[START OF SUPPLIED PASSAGE]
WASHINGTON -- The government agreed Thursday to decide by this summer whether it should force coal-fired power plants in Illinois and 12 other states to reduce unhealthy air pollution that also is blamed for obscuring views of the Smoky Mountains. North Carolina's attorney general, Roy Cooper, asked the Environmental Protection Agency last March to find that pollution coming from outside North Carolina was preventing the state from meeting federal health-based standards for smog and soot in metropolitan areas.. ...

The Associated Press

WASHINGTON -- The government agreed Thursday to decide by this summer whether it should force coal-fired power plants in Illinois and 12 other states to reduce unhealthy air pollution that also is blamed for obscuring views of the Smoky Mountains.

North Carolina's attorney general, Roy Cooper, asked the Environmental Protection Agency last March to find that pollution coming from outside North Carolina was preventing the state from meeting federal health-based standards for smog and soot in metropolitan areas.

The EPA missed the November deadline for replying. But it reached a settlement with Cooper and New York-based Environmental Defense after both filed notice of potential legal action against the EPA.

That proposed settlement was filed Thursday in U.S. District Court in Raleigh, N.C.

The state and the environmental group contend that pollution from the out-of-state plants is affecting North Carolina by harming people's health, damaging farmers' crops and detracting from mountain views that are part of its $12.6 billion-a-year tourist industry.
[END OF SUPPLIED PASSAGE]
**REQUIREMENT 1**
Extract the portion of the power plant pollution article starting at "The EPA missed" and ending at "against the EPA.".
**REQUIREMENT 2**
Extend the power plant pollution article past its final sentence.
The rows come from a source separate from the power plant pollution article.
[START OF MATERIAL SHOWN]
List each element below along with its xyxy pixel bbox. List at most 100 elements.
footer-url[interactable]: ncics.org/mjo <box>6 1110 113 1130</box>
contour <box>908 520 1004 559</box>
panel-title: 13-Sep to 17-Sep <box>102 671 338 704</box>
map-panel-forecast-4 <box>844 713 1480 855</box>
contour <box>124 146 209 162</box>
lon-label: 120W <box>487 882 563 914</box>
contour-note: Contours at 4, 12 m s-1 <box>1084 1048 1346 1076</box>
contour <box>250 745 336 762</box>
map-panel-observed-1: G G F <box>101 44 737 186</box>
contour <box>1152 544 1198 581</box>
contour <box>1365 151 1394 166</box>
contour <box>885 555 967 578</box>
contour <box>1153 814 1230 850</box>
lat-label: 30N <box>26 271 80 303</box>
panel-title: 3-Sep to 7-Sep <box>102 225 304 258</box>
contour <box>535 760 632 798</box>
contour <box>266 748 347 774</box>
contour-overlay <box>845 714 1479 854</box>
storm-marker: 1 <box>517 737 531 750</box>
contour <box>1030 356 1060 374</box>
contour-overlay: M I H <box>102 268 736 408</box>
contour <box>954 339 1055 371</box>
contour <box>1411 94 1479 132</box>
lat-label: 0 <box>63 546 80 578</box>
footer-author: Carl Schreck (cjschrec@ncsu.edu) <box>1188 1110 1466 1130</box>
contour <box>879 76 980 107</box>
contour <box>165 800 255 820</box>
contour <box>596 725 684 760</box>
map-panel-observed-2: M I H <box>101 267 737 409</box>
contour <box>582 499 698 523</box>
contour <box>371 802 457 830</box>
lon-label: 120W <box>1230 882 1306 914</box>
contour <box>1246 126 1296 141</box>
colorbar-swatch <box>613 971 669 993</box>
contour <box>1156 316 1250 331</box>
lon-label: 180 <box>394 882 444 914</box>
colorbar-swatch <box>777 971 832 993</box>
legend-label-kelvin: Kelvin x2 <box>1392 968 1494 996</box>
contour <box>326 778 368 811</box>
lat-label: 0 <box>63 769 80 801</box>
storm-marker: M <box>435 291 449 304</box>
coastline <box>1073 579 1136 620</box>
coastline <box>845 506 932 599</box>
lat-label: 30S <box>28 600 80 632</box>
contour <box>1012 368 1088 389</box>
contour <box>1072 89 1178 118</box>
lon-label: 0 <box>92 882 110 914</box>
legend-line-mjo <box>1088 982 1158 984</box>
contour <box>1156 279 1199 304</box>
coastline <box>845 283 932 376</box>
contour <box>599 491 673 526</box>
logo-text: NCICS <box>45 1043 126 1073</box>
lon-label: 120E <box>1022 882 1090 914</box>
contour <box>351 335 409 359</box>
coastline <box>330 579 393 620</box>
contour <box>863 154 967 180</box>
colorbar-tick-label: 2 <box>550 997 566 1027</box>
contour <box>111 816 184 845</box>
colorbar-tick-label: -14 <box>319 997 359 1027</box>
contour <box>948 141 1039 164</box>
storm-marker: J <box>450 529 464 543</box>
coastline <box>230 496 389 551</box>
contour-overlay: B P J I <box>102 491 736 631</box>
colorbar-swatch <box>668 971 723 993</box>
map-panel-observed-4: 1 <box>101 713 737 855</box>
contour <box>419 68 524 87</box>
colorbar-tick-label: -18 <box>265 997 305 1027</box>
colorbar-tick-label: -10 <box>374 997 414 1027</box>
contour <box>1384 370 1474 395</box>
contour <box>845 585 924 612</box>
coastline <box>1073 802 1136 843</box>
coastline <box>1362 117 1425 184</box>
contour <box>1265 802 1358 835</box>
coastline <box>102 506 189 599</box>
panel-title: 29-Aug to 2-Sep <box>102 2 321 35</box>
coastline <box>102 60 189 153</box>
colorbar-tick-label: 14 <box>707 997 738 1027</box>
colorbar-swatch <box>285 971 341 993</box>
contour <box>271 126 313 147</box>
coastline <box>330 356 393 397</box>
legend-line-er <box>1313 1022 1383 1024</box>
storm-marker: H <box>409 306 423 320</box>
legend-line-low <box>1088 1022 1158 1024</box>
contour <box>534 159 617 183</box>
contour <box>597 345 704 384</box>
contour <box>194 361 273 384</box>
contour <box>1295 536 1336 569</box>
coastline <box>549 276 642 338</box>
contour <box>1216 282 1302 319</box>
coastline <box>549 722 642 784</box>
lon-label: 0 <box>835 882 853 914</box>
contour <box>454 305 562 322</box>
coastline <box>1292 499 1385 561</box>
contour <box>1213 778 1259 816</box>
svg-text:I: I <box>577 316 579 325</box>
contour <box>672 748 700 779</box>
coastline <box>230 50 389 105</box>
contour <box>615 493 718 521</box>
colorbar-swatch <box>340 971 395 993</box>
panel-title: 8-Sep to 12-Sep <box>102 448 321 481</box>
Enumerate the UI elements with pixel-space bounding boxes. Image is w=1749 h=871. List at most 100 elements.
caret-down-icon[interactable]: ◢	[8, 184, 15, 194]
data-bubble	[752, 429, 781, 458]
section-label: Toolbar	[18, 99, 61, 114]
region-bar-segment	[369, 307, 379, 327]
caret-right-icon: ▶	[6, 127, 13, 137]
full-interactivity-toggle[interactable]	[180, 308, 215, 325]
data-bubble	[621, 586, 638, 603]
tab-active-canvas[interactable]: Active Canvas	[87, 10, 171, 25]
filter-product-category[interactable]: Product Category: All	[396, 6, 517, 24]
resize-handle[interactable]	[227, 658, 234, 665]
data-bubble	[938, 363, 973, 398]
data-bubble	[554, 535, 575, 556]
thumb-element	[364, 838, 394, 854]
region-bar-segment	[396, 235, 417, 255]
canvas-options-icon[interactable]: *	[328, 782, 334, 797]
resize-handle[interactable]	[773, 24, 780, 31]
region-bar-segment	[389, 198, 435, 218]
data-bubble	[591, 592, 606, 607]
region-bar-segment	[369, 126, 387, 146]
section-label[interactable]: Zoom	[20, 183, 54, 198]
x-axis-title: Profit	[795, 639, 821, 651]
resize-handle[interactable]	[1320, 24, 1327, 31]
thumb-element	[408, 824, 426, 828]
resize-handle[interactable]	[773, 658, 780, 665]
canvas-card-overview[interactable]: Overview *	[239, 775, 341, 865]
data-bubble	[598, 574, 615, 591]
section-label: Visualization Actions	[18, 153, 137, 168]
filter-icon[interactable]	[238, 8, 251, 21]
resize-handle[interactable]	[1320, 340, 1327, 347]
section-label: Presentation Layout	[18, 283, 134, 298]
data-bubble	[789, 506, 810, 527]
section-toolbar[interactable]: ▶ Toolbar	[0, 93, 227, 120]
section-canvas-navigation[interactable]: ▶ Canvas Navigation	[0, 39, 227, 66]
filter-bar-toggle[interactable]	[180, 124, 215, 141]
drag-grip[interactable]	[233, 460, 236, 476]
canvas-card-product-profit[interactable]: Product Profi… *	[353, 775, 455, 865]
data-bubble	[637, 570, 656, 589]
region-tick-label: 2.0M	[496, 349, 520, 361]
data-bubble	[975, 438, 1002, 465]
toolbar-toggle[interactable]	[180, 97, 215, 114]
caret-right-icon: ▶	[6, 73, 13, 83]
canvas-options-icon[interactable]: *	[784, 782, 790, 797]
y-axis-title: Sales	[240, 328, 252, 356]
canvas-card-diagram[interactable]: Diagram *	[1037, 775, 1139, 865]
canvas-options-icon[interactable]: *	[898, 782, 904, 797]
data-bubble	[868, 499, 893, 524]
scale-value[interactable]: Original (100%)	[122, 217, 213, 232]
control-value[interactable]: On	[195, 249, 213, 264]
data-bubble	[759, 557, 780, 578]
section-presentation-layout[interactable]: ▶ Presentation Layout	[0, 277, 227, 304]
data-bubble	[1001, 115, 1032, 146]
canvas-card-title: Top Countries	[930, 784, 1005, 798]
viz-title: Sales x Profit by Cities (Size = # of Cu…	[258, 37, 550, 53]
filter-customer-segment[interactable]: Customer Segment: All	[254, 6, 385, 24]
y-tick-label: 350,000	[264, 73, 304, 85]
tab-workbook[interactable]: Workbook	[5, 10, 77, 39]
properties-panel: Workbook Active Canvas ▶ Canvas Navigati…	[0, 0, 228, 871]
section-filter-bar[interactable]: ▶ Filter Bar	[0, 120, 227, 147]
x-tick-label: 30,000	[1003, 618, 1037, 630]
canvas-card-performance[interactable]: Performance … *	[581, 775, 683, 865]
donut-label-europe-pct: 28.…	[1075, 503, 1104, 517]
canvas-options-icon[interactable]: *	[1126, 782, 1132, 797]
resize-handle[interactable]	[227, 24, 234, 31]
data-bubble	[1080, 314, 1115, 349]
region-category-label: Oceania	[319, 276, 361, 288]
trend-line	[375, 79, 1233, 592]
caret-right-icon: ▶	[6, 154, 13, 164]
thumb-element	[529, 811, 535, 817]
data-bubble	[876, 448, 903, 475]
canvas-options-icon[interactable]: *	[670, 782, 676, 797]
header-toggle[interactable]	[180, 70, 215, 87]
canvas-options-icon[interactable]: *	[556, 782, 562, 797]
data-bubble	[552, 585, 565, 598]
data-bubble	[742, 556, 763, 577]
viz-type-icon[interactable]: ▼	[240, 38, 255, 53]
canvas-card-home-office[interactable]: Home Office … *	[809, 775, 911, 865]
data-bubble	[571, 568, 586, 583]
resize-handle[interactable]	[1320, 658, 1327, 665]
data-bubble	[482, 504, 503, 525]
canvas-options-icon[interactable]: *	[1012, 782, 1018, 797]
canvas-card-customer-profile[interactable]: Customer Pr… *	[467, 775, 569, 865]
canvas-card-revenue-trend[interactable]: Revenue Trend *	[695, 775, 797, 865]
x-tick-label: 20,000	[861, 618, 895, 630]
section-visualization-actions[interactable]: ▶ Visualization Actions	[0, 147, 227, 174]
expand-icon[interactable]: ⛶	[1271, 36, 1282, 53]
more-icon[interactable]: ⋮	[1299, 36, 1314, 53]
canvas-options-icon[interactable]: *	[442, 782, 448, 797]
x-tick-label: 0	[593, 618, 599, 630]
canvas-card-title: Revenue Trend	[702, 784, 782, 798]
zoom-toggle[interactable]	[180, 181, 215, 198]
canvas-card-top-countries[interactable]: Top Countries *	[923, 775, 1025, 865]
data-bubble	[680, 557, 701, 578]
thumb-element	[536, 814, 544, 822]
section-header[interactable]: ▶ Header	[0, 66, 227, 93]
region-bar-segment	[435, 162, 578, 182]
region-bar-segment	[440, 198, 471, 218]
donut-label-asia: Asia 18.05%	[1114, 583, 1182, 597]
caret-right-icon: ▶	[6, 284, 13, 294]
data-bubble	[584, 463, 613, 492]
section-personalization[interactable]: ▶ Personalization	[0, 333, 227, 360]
[END OF MATERIAL SHOWN]
**FINAL ANSWER 1**
The EPA missed the November deadline for replying. But it reached a settlement with Cooper and New York-based Environmental Defense after both filed notice of potential legal action against the EPA.

**FINAL ANSWER 2**
"This is a win for all of us who want to stop these out-of-state polluters from damaging the air we breathe," Cooper said. "North Carolina is working hard to clean up our own air, but those efforts alone won't stop the dirty air we inherit from other states."

The court must approve the proposed timetable, under which the EPA would make a preliminary decision on the petition by August and a final ruling by March 2006.

If the EPA agrees with North Carolina, coal-burning power plants upwind would have three years to cut pollution in Alabama, Georgia, Illinois, Indiana, Kentucky, Maryland, Michigan, Ohio, Pennsylvania, South Carolina, Tennessee, Virginia and West Virginia.

But an agency spokeswoman, Cynthia Bergman, said "it's an absolute certainty" that the case will drag on for years because some party probably will challenge the EPA's decision.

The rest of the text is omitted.